** PROBLEM REQUIREMENTS **
Reproduce the material word for word; the images stay out.
BEGIN SUPPLIED RECORDS
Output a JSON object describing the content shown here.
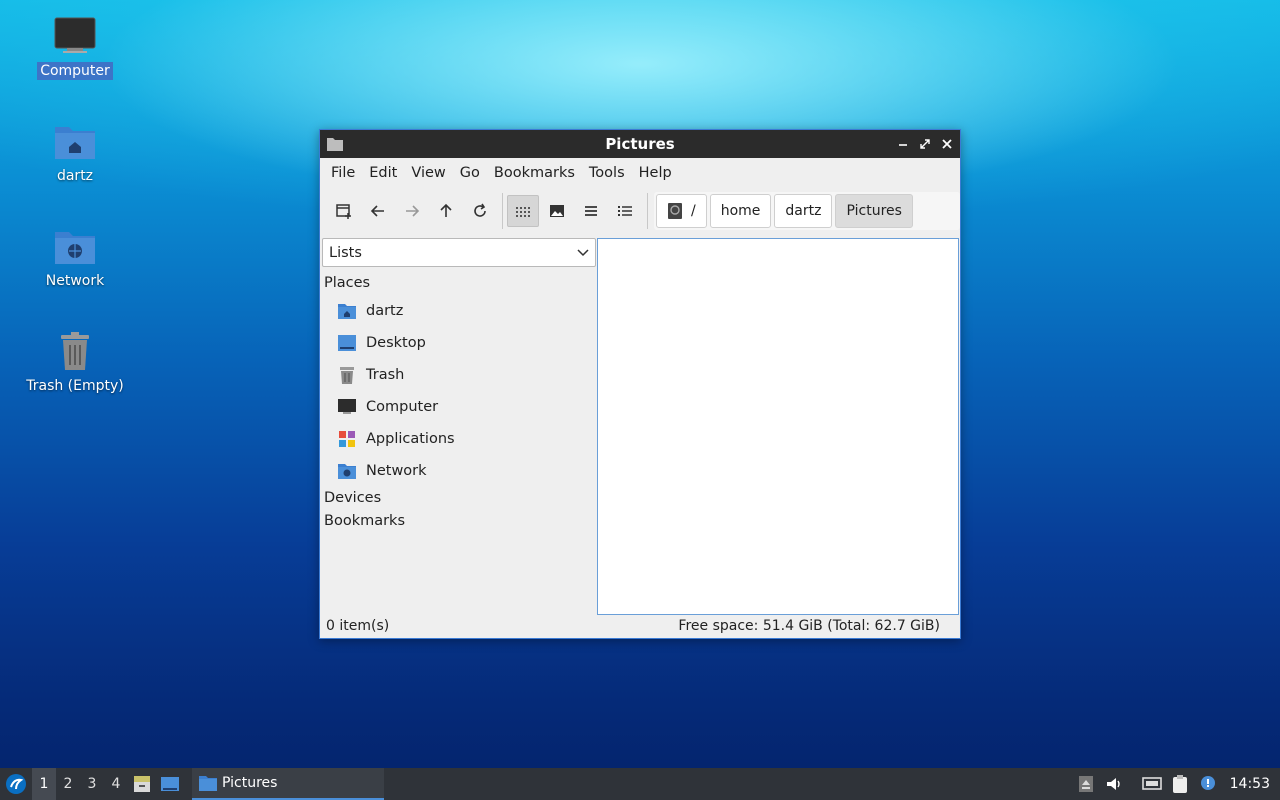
{
  "desktop": {
    "icons": [
      {
        "label": "Computer"
      },
      {
        "label": "dartz"
      },
      {
        "label": "Network"
      },
      {
        "label": "Trash (Empty)"
      }
    ]
  },
  "window": {
    "title": "Pictures",
    "menu": [
      "File",
      "Edit",
      "View",
      "Go",
      "Bookmarks",
      "Tools",
      "Help"
    ],
    "breadcrumbs": [
      "/",
      "home",
      "dartz",
      "Pictures"
    ],
    "sidebar": {
      "mode": "Lists",
      "places_header": "Places",
      "places": [
        {
          "label": "dartz",
          "icon": "home-folder-icon"
        },
        {
          "label": "Desktop",
          "icon": "desktop-folder-icon"
        },
        {
          "label": "Trash",
          "icon": "trash-icon"
        },
        {
          "label": "Computer",
          "icon": "computer-icon"
        },
        {
          "label": "Applications",
          "icon": "applications-icon"
        },
        {
          "label": "Network",
          "icon": "network-folder-icon"
        }
      ],
      "devices_header": "Devices",
      "bookmarks_header": "Bookmarks"
    },
    "status": {
      "count": "0 item(s)",
      "free_space": "Free space: 51.4 GiB (Total: 62.7 GiB)"
    }
  },
  "taskbar": {
    "workspaces": [
      "1",
      "2",
      "3",
      "4"
    ],
    "active_workspace": "1",
    "task_label": "Pictures",
    "clock": "14:53"
  },
  "colors": {
    "accent": "#3a7bd5",
    "taskbar": "#2f3339",
    "titlebar": "#2b2b2b",
    "folder": "#4a8fd9"
  }
}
END SUPPLIED RECORDS
** COMPLETED EXERCISE **
Output a JSON object describing the content shown here.
{
  "desktop": {
    "icons": [
      {
        "label": "Computer"
      },
      {
        "label": "dartz"
      },
      {
        "label": "Network"
      },
      {
        "label": "Trash (Empty)"
      }
    ]
  },
  "window": {
    "title": "Pictures",
    "menu": [
      "File",
      "Edit",
      "View",
      "Go",
      "Bookmarks",
      "Tools",
      "Help"
    ],
    "breadcrumbs": [
      "/",
      "home",
      "dartz",
      "Pictures"
    ],
    "sidebar": {
      "mode": "Lists",
      "places_header": "Places",
      "places": [
        {
          "label": "dartz",
          "icon": "home-folder-icon"
        },
        {
          "label": "Desktop",
          "icon": "desktop-folder-icon"
        },
        {
          "label": "Trash",
          "icon": "trash-icon"
        },
        {
          "label": "Computer",
          "icon": "computer-icon"
        },
        {
          "label": "Applications",
          "icon": "applications-icon"
        },
        {
          "label": "Network",
          "icon": "network-folder-icon"
        }
      ],
      "devices_header": "Devices",
      "bookmarks_header": "Bookmarks"
    },
    "status": {
      "count": "0 item(s)",
      "free_space": "Free space: 51.4 GiB (Total: 62.7 GiB)"
    }
  },
  "taskbar": {
    "workspaces": [
      "1",
      "2",
      "3",
      "4"
    ],
    "active_workspace": "1",
    "task_label": "Pictures",
    "clock": "14:53"
  },
  "colors": {
    "accent": "#3a7bd5",
    "taskbar": "#2f3339",
    "titlebar": "#2b2b2b",
    "folder": "#4a8fd9"
  }
}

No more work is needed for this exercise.